◆ WHAT THE TASK ASKS ◆
Output the data that follows exactly, line for line.

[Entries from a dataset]
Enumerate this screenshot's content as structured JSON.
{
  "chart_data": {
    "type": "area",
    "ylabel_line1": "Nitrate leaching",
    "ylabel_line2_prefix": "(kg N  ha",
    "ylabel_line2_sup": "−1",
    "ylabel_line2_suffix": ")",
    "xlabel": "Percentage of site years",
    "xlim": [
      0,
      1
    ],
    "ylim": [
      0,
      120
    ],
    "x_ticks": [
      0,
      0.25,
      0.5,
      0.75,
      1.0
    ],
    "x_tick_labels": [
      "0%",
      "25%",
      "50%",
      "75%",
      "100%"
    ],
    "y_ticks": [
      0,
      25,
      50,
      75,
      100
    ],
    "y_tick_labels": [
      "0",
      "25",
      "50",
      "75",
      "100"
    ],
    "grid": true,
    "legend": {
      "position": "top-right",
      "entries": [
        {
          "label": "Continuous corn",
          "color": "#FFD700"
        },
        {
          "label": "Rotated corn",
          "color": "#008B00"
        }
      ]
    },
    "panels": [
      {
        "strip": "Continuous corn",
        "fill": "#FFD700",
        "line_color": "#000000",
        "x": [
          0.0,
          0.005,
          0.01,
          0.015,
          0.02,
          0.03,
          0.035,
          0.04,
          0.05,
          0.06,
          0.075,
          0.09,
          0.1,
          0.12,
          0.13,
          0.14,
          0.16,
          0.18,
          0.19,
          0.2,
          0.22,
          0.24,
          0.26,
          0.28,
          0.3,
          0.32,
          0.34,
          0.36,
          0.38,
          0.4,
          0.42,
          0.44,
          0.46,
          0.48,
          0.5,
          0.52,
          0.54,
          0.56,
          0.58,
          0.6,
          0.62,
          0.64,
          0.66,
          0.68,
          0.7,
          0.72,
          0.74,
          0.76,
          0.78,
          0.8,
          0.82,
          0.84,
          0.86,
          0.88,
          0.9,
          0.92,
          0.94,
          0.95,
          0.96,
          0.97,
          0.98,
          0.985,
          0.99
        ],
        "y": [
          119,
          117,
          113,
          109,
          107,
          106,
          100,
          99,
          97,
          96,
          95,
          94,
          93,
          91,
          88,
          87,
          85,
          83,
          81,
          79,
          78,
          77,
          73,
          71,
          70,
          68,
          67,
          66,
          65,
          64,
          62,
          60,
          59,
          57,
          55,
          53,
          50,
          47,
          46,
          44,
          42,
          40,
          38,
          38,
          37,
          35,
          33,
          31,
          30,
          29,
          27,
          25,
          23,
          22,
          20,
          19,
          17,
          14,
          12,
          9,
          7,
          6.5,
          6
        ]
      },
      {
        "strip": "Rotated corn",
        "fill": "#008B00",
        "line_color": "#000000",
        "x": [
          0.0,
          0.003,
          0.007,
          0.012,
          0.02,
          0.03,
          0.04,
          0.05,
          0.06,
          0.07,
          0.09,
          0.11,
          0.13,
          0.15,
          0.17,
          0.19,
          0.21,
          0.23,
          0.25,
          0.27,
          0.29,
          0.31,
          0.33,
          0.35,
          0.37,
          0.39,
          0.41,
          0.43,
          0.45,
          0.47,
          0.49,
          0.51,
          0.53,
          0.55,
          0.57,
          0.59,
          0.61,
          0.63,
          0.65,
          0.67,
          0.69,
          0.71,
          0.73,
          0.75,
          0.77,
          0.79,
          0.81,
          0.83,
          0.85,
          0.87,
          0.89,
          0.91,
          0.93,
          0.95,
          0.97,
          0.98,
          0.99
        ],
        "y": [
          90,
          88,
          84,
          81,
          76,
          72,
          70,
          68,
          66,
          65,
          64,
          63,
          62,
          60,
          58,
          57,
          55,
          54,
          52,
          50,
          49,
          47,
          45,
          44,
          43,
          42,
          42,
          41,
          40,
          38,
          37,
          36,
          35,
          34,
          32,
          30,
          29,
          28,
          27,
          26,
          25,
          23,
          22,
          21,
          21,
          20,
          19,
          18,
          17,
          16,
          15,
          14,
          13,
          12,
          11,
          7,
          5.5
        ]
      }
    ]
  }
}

◆ SOLUTION FOR THIS PROBLEM ◆
Enumerate this screenshot's content as structured JSON.
{
  "chart_data": {
    "type": "area",
    "ylabel_line1": "Nitrate leaching",
    "ylabel_line2_prefix": "(kg N  ha",
    "ylabel_line2_sup": "−1",
    "ylabel_line2_suffix": ")",
    "xlabel": "Percentage of site years",
    "xlim": [
      0,
      1
    ],
    "ylim": [
      0,
      120
    ],
    "x_ticks": [
      0,
      0.25,
      0.5,
      0.75,
      1.0
    ],
    "x_tick_labels": [
      "0%",
      "25%",
      "50%",
      "75%",
      "100%"
    ],
    "y_ticks": [
      0,
      25,
      50,
      75,
      100
    ],
    "y_tick_labels": [
      "0",
      "25",
      "50",
      "75",
      "100"
    ],
    "grid": true,
    "legend": {
      "position": "top-right",
      "entries": [
        {
          "label": "Continuous corn",
          "color": "#FFD700"
        },
        {
          "label": "Rotated corn",
          "color": "#008B00"
        }
      ]
    },
    "panels": [
      {
        "strip": "Continuous corn",
        "fill": "#FFD700",
        "line_color": "#000000",
        "x": [
          0.0,
          0.005,
          0.01,
          0.015,
          0.02,
          0.03,
          0.035,
          0.04,
          0.05,
          0.06,
          0.075,
          0.09,
          0.1,
          0.12,
          0.13,
          0.14,
          0.16,
          0.18,
          0.19,
          0.2,
          0.22,
          0.24,
          0.26,
          0.28,
          0.3,
          0.32,
          0.34,
          0.36,
          0.38,
          0.4,
          0.42,
          0.44,
          0.46,
          0.48,
          0.5,
          0.52,
          0.54,
          0.56,
          0.58,
          0.6,
          0.62,
          0.64,
          0.66,
          0.68,
          0.7,
          0.72,
          0.74,
          0.76,
          0.78,
          0.8,
          0.82,
          0.84,
          0.86,
          0.88,
          0.9,
          0.92,
          0.94,
          0.95,
          0.96,
          0.97,
          0.98,
          0.985,
          0.99
        ],
        "y": [
          119,
          117,
          113,
          109,
          107,
          106,
          100,
          99,
          97,
          96,
          95,
          94,
          93,
          91,
          88,
          87,
          85,
          83,
          81,
          79,
          78,
          77,
          73,
          71,
          70,
          68,
          67,
          66,
          65,
          64,
          62,
          60,
          59,
          57,
          55,
          53,
          50,
          47,
          46,
          44,
          42,
          40,
          38,
          38,
          37,
          35,
          33,
          31,
          30,
          29,
          27,
          25,
          23,
          22,
          20,
          19,
          17,
          14,
          12,
          9,
          7,
          6.5,
          6
        ]
      },
      {
        "strip": "Rotated corn",
        "fill": "#008B00",
        "line_color": "#000000",
        "x": [
          0.0,
          0.003,
          0.007,
          0.012,
          0.02,
          0.03,
          0.04,
          0.05,
          0.06,
          0.07,
          0.09,
          0.11,
          0.13,
          0.15,
          0.17,
          0.19,
          0.21,
          0.23,
          0.25,
          0.27,
          0.29,
          0.31,
          0.33,
          0.35,
          0.37,
          0.39,
          0.41,
          0.43,
          0.45,
          0.47,
          0.49,
          0.51,
          0.53,
          0.55,
          0.57,
          0.59,
          0.61,
          0.63,
          0.65,
          0.67,
          0.69,
          0.71,
          0.73,
          0.75,
          0.77,
          0.79,
          0.81,
          0.83,
          0.85,
          0.87,
          0.89,
          0.91,
          0.93,
          0.95,
          0.97,
          0.98,
          0.99
        ],
        "y": [
          90,
          88,
          84,
          81,
          76,
          72,
          70,
          68,
          66,
          65,
          64,
          63,
          62,
          60,
          58,
          57,
          55,
          54,
          52,
          50,
          49,
          47,
          45,
          44,
          43,
          42,
          42,
          41,
          40,
          38,
          37,
          36,
          35,
          34,
          32,
          30,
          29,
          28,
          27,
          26,
          25,
          23,
          22,
          21,
          21,
          20,
          19,
          18,
          17,
          16,
          15,
          14,
          13,
          12,
          11,
          7,
          5.5
        ]
      }
    ]
  }
}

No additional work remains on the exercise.